Looking at the listing beneath, work out how many lines hold "Taxes" and report only that figure.

:: GIVEN RECORDS ::

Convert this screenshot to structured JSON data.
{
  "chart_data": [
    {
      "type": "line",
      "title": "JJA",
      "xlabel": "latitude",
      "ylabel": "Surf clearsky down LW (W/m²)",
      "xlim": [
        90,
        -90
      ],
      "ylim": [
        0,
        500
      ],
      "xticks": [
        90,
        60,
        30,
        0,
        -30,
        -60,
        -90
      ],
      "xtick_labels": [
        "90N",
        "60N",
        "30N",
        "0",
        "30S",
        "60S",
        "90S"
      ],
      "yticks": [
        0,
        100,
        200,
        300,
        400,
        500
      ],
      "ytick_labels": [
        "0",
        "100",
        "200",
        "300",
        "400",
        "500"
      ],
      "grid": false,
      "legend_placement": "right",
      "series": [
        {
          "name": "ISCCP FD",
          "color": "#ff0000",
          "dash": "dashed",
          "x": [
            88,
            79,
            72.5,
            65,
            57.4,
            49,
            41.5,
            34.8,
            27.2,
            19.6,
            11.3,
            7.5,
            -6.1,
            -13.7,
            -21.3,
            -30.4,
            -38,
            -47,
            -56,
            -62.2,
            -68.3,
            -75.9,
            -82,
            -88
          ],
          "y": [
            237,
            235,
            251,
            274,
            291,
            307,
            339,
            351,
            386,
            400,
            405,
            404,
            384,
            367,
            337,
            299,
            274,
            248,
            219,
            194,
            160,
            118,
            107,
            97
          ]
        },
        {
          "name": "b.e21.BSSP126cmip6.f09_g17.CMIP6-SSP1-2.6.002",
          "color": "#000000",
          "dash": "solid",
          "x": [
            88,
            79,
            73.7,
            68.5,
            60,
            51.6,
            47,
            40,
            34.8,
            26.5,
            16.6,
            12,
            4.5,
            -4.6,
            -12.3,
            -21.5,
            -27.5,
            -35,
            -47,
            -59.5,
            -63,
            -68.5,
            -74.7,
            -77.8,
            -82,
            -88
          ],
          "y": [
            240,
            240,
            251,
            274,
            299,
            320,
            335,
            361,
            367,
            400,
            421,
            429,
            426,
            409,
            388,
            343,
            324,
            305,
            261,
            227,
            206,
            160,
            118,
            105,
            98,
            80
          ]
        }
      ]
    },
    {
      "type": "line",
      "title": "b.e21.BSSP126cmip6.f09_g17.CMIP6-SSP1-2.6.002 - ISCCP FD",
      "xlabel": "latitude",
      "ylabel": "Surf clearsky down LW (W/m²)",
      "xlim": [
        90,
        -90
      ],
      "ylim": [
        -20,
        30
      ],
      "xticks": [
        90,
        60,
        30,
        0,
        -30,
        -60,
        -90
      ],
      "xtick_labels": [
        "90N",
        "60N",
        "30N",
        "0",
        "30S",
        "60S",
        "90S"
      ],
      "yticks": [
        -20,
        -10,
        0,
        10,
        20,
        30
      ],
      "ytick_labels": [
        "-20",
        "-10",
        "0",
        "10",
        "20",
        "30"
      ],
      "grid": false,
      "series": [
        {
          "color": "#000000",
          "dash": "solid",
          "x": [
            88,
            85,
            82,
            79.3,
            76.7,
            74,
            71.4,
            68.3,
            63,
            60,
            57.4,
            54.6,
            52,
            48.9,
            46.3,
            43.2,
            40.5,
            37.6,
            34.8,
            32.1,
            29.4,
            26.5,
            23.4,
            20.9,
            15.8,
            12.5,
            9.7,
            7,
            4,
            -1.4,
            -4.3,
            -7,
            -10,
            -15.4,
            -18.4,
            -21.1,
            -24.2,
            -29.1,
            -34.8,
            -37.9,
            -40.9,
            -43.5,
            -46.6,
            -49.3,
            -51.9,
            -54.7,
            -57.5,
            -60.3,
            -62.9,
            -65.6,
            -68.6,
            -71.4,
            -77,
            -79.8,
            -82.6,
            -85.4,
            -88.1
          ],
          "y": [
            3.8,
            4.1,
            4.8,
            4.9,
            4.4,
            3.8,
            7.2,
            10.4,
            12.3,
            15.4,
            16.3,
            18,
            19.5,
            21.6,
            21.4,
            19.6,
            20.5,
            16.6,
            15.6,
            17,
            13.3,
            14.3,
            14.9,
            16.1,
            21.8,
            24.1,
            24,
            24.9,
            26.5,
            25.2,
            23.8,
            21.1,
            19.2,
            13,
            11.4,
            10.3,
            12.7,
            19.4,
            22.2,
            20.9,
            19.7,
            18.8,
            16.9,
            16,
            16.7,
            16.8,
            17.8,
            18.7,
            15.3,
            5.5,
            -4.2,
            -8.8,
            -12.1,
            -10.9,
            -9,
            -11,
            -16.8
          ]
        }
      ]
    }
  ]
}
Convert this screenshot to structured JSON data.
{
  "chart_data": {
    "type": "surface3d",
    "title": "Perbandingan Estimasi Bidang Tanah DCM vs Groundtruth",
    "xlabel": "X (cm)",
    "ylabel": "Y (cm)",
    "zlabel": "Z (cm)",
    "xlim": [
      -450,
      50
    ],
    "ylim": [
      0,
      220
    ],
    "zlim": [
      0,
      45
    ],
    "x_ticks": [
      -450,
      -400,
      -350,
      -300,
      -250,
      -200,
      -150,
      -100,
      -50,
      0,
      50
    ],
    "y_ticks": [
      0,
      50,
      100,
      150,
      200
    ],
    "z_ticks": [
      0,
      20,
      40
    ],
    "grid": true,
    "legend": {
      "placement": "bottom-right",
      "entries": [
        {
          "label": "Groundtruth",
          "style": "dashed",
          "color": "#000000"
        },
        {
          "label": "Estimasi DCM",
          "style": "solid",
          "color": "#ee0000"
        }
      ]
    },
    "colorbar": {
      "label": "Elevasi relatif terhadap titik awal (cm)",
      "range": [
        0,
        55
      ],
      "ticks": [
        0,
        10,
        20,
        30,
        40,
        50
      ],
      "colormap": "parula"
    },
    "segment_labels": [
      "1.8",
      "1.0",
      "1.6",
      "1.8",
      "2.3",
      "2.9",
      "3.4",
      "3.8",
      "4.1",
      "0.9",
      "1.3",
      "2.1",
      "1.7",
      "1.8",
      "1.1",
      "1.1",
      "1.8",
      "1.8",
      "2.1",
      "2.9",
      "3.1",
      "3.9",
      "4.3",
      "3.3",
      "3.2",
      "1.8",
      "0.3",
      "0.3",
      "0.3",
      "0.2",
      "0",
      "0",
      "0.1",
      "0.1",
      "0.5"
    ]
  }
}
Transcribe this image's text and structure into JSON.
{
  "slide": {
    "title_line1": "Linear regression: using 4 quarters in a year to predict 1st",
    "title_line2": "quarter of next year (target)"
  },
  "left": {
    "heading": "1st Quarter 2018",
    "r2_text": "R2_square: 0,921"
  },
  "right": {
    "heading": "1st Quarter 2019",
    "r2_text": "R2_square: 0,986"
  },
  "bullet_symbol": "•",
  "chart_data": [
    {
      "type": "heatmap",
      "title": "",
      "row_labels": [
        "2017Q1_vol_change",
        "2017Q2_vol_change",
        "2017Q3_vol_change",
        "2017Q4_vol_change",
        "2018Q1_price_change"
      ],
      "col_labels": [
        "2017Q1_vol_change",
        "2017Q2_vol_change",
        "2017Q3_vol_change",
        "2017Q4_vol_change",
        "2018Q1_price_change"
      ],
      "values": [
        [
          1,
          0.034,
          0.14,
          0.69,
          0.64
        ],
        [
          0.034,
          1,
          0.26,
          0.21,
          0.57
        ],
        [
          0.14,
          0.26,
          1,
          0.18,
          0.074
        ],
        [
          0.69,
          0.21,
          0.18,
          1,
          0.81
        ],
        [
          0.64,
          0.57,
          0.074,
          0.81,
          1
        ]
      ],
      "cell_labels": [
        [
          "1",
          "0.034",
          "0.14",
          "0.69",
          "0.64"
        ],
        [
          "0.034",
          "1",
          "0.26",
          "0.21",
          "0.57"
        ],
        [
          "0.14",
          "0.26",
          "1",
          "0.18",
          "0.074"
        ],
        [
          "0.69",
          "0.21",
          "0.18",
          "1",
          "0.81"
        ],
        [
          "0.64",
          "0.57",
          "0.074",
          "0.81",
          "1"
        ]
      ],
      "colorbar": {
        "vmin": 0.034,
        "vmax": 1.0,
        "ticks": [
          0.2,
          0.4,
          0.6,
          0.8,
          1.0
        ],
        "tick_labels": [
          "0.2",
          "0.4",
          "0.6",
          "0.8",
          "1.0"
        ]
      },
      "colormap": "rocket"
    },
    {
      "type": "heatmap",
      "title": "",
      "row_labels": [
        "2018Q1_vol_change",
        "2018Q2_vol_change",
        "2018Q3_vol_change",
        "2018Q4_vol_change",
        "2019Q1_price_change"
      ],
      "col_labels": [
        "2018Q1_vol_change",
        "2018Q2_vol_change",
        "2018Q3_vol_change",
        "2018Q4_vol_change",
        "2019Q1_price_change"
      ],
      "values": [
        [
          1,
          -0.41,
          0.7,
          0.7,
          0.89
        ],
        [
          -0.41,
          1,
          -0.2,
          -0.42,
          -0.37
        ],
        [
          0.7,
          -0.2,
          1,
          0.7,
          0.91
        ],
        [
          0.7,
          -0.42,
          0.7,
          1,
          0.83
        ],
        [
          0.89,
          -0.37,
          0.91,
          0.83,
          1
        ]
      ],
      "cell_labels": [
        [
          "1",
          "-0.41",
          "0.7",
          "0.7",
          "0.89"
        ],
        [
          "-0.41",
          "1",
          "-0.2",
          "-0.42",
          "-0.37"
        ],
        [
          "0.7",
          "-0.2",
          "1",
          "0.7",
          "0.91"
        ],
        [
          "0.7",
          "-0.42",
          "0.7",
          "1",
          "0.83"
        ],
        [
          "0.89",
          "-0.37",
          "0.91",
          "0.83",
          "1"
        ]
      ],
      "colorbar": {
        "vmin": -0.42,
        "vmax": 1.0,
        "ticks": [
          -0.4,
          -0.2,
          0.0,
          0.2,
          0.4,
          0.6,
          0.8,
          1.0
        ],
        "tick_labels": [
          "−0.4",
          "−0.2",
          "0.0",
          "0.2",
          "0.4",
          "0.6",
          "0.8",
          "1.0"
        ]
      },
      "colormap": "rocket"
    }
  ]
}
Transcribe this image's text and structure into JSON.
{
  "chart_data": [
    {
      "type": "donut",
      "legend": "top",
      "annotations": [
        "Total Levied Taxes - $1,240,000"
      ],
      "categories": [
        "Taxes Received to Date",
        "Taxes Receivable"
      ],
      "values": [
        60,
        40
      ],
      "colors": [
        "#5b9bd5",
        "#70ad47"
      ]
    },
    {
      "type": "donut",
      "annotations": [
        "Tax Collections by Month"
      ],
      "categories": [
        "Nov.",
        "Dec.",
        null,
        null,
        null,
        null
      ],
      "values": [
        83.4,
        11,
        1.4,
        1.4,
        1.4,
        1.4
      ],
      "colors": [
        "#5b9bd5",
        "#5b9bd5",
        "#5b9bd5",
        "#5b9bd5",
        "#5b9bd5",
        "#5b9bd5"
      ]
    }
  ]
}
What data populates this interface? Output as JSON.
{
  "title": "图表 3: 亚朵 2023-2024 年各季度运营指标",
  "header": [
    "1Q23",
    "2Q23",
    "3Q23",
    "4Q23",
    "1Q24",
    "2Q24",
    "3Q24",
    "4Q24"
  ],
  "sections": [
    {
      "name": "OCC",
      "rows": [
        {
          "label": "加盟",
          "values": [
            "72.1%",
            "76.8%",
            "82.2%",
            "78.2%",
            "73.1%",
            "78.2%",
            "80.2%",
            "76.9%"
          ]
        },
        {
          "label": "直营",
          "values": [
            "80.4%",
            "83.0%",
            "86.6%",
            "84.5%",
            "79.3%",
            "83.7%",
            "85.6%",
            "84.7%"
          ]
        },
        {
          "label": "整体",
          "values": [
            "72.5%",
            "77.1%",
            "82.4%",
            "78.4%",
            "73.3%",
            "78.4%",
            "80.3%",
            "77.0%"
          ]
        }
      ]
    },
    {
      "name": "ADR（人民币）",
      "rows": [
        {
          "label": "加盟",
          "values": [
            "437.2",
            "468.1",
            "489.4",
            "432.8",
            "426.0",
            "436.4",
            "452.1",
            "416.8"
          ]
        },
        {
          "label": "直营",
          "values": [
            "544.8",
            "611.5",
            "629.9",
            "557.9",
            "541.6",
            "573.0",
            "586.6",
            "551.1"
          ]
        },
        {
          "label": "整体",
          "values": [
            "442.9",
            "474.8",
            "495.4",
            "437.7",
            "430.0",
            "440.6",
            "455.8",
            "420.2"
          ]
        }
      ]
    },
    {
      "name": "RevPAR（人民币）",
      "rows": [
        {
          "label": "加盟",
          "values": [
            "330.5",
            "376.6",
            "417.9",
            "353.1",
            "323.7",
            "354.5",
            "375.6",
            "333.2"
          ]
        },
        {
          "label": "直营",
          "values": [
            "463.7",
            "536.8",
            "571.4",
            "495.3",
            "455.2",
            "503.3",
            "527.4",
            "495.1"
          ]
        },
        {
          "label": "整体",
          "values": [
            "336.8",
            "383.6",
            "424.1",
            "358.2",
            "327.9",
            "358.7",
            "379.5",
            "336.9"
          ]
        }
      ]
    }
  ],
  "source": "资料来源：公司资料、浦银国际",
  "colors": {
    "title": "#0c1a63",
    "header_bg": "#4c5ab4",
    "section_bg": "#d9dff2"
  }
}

:::

**WORKED ANSWER**
3